>> begin

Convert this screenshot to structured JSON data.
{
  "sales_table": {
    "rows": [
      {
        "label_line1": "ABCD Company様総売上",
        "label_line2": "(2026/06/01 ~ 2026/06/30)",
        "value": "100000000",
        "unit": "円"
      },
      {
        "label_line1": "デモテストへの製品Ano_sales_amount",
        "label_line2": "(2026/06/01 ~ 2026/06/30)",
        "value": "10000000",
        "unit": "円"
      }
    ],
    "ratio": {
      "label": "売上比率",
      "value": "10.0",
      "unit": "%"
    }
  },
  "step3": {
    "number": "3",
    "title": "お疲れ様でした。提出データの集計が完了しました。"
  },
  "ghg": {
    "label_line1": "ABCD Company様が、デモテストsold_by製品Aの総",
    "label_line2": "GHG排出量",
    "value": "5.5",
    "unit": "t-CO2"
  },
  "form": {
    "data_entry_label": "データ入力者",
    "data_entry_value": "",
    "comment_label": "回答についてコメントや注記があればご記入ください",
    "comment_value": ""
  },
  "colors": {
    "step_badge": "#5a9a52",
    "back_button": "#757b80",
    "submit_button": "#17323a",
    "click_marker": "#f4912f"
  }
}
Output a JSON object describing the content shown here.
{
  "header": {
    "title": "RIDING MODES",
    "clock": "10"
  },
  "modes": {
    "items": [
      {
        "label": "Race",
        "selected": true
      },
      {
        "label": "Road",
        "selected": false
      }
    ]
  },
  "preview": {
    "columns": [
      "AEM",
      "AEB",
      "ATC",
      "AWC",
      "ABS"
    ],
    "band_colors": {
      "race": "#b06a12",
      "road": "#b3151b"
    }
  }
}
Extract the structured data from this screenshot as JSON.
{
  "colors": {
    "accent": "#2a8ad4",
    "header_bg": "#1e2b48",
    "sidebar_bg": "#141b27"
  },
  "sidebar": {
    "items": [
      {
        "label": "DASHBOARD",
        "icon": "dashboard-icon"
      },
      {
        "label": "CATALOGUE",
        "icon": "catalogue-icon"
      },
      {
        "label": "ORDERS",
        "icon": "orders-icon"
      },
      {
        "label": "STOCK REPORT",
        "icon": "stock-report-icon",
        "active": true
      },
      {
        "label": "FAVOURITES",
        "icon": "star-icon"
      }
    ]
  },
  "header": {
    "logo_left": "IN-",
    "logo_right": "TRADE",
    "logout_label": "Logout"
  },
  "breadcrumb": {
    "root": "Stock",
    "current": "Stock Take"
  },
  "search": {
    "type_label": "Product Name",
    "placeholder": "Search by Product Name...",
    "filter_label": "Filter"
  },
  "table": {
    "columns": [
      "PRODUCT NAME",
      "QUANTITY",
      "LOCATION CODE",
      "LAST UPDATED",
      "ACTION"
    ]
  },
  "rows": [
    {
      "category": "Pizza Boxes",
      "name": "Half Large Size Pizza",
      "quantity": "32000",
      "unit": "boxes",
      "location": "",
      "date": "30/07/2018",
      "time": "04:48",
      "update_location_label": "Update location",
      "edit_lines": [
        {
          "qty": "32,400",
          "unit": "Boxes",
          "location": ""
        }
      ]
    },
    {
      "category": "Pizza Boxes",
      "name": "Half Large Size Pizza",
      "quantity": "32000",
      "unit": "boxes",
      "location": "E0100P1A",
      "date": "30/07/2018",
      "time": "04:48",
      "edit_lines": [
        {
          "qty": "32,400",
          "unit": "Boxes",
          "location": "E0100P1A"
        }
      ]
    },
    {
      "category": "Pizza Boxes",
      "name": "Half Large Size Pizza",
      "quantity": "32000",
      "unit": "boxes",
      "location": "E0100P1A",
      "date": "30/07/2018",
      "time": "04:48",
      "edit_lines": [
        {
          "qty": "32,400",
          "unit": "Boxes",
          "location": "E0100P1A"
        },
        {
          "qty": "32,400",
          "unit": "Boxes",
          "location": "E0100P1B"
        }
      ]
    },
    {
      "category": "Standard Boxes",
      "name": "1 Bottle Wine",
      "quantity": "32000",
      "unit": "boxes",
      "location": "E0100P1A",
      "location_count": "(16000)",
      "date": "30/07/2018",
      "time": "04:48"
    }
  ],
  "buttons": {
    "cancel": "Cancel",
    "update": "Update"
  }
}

>> end

**What is asked:** Quote the entire listing above exactly.

**Solution to the exercise:**
Convert this screenshot to structured JSON data.
{
  "sales_table": {
    "rows": [
      {
        "label_line1": "ABCD Company様総売上",
        "label_line2": "(2026/06/01 ~ 2026/06/30)",
        "value": "100000000",
        "unit": "円"
      },
      {
        "label_line1": "デモテストへの製品Ano_sales_amount",
        "label_line2": "(2026/06/01 ~ 2026/06/30)",
        "value": "10000000",
        "unit": "円"
      }
    ],
    "ratio": {
      "label": "売上比率",
      "value": "10.0",
      "unit": "%"
    }
  },
  "step3": {
    "number": "3",
    "title": "お疲れ様でした。提出データの集計が完了しました。"
  },
  "ghg": {
    "label_line1": "ABCD Company様が、デモテストsold_by製品Aの総",
    "label_line2": "GHG排出量",
    "value": "5.5",
    "unit": "t-CO2"
  },
  "form": {
    "data_entry_label": "データ入力者",
    "data_entry_value": "",
    "comment_label": "回答についてコメントや注記があればご記入ください",
    "comment_value": ""
  },
  "colors": {
    "step_badge": "#5a9a52",
    "back_button": "#757b80",
    "submit_button": "#17323a",
    "click_marker": "#f4912f"
  }
}
Output a JSON object describing the content shown here.
{
  "header": {
    "title": "RIDING MODES",
    "clock": "10"
  },
  "modes": {
    "items": [
      {
        "label": "Race",
        "selected": true
      },
      {
        "label": "Road",
        "selected": false
      }
    ]
  },
  "preview": {
    "columns": [
      "AEM",
      "AEB",
      "ATC",
      "AWC",
      "ABS"
    ],
    "band_colors": {
      "race": "#b06a12",
      "road": "#b3151b"
    }
  }
}
Extract the structured data from this screenshot as JSON.
{
  "colors": {
    "accent": "#2a8ad4",
    "header_bg": "#1e2b48",
    "sidebar_bg": "#141b27"
  },
  "sidebar": {
    "items": [
      {
        "label": "DASHBOARD",
        "icon": "dashboard-icon"
      },
      {
        "label": "CATALOGUE",
        "icon": "catalogue-icon"
      },
      {
        "label": "ORDERS",
        "icon": "orders-icon"
      },
      {
        "label": "STOCK REPORT",
        "icon": "stock-report-icon",
        "active": true
      },
      {
        "label": "FAVOURITES",
        "icon": "star-icon"
      }
    ]
  },
  "header": {
    "logo_left": "IN-",
    "logo_right": "TRADE",
    "logout_label": "Logout"
  },
  "breadcrumb": {
    "root": "Stock",
    "current": "Stock Take"
  },
  "search": {
    "type_label": "Product Name",
    "placeholder": "Search by Product Name...",
    "filter_label": "Filter"
  },
  "table": {
    "columns": [
      "PRODUCT NAME",
      "QUANTITY",
      "LOCATION CODE",
      "LAST UPDATED",
      "ACTION"
    ]
  },
  "rows": [
    {
      "category": "Pizza Boxes",
      "name": "Half Large Size Pizza",
      "quantity": "32000",
      "unit": "boxes",
      "location": "",
      "date": "30/07/2018",
      "time": "04:48",
      "update_location_label": "Update location",
      "edit_lines": [
        {
          "qty": "32,400",
          "unit": "Boxes",
          "location": ""
        }
      ]
    },
    {
      "category": "Pizza Boxes",
      "name": "Half Large Size Pizza",
      "quantity": "32000",
      "unit": "boxes",
      "location": "E0100P1A",
      "date": "30/07/2018",
      "time": "04:48",
      "edit_lines": [
        {
          "qty": "32,400",
          "unit": "Boxes",
          "location": "E0100P1A"
        }
      ]
    },
    {
      "category": "Pizza Boxes",
      "name": "Half Large Size Pizza",
      "quantity": "32000",
      "unit": "boxes",
      "location": "E0100P1A",
      "date": "30/07/2018",
      "time": "04:48",
      "edit_lines": [
        {
          "qty": "32,400",
          "unit": "Boxes",
          "location": "E0100P1A"
        },
        {
          "qty": "32,400",
          "unit": "Boxes",
          "location": "E0100P1B"
        }
      ]
    },
    {
      "category": "Standard Boxes",
      "name": "1 Bottle Wine",
      "quantity": "32000",
      "unit": "boxes",
      "location": "E0100P1A",
      "location_count": "(16000)",
      "date": "30/07/2018",
      "time": "04:48"
    }
  ],
  "buttons": {
    "cancel": "Cancel",
    "update": "Update"
  }
}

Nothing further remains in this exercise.